SHORT TASK:
Count how many lines of the data include "when". The answer is that number and nothing else.
──────
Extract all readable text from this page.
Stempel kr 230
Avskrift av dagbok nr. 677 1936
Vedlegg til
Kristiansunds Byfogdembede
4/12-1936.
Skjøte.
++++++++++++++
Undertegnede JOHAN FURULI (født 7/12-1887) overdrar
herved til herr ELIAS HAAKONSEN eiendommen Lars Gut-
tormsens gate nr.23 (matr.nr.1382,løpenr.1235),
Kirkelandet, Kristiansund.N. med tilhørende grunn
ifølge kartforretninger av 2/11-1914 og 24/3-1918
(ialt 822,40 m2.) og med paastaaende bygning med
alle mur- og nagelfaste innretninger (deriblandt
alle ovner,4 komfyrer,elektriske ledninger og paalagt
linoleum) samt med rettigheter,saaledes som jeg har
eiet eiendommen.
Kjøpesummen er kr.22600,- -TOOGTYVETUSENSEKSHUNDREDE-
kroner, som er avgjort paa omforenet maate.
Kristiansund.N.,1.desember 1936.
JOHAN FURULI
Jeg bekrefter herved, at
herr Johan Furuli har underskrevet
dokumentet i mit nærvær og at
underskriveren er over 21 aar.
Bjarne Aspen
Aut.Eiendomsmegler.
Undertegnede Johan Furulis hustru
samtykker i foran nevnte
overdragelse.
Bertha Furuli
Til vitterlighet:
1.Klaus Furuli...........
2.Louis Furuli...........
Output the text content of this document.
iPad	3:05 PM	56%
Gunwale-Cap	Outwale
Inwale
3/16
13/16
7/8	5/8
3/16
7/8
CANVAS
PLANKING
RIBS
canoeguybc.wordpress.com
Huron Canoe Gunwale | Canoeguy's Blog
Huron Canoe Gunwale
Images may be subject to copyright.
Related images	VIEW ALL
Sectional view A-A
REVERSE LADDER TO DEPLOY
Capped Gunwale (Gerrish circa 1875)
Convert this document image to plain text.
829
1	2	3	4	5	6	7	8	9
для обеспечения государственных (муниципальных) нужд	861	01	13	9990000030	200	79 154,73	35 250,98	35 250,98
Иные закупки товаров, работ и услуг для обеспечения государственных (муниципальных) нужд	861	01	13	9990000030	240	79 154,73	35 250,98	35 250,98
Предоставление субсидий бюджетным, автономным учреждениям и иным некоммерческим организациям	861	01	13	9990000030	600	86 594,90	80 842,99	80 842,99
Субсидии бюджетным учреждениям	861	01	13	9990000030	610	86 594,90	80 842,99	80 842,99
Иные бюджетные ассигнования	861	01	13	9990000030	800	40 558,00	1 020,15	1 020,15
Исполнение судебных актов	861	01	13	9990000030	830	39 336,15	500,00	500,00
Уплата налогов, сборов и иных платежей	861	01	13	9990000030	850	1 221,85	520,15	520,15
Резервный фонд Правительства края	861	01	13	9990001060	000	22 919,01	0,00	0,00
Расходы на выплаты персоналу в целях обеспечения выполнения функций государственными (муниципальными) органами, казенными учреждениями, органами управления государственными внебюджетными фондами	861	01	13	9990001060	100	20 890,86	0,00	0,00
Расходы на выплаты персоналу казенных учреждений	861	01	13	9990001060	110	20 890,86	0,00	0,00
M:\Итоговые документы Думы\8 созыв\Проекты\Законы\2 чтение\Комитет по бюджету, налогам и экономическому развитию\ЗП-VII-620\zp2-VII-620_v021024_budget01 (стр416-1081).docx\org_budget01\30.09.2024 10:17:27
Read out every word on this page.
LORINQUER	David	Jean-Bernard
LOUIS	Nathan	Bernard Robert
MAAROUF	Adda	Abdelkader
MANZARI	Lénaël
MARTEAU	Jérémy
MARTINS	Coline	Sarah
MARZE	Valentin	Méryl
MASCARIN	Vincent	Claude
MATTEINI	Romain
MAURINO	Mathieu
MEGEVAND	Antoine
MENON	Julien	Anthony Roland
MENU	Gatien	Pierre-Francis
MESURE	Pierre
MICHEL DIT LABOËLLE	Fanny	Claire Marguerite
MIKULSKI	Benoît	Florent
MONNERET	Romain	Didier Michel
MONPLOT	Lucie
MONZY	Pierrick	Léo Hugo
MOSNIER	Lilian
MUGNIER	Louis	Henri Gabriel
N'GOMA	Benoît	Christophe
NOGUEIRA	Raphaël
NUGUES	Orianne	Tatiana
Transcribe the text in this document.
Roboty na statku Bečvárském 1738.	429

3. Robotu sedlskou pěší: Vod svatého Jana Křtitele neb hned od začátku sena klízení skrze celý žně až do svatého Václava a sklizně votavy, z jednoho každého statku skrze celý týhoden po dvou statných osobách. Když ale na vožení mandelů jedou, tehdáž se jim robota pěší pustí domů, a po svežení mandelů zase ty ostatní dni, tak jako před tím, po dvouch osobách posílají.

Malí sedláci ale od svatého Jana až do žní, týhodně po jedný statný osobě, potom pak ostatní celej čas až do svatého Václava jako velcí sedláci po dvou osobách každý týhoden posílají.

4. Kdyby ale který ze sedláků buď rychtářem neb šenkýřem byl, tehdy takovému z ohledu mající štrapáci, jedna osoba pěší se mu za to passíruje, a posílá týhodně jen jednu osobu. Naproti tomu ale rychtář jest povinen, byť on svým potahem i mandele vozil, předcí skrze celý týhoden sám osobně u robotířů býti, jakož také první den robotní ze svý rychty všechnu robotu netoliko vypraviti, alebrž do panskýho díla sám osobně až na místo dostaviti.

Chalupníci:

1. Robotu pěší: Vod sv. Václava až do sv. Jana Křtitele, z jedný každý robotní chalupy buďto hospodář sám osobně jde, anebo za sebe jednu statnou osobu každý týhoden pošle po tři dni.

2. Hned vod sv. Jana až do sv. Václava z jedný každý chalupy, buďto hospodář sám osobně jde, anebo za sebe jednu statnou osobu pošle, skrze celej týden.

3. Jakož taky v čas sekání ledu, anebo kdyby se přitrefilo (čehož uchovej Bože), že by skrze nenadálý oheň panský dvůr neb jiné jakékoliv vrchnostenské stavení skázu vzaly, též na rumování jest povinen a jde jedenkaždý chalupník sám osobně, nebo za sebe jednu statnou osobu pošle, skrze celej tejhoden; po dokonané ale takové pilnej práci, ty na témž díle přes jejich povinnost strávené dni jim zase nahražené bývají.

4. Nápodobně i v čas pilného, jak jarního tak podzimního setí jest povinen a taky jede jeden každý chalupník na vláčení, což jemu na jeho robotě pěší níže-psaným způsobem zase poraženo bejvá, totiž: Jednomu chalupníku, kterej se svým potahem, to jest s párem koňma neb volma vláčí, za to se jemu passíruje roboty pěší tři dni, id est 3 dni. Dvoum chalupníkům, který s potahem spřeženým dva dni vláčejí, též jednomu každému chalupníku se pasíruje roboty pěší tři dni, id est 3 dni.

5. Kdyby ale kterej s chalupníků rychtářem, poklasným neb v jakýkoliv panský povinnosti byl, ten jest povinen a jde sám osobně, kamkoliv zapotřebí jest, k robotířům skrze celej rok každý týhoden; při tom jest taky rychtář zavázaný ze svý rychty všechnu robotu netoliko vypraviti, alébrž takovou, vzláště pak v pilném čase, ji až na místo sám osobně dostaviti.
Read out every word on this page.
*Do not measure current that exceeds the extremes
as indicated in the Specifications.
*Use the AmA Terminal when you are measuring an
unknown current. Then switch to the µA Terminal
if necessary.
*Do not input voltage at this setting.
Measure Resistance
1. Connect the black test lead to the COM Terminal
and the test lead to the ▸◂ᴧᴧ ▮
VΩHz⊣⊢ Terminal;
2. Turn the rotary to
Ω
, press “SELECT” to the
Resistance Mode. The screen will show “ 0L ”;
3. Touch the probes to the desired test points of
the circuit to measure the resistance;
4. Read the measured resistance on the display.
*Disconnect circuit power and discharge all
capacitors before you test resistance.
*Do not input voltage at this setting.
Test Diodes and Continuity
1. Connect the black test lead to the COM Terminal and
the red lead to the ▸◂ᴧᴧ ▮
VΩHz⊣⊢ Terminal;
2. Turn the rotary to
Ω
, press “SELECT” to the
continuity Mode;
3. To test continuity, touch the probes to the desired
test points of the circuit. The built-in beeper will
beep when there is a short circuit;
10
──────
RESPONSE TO THE EXERCISE:
2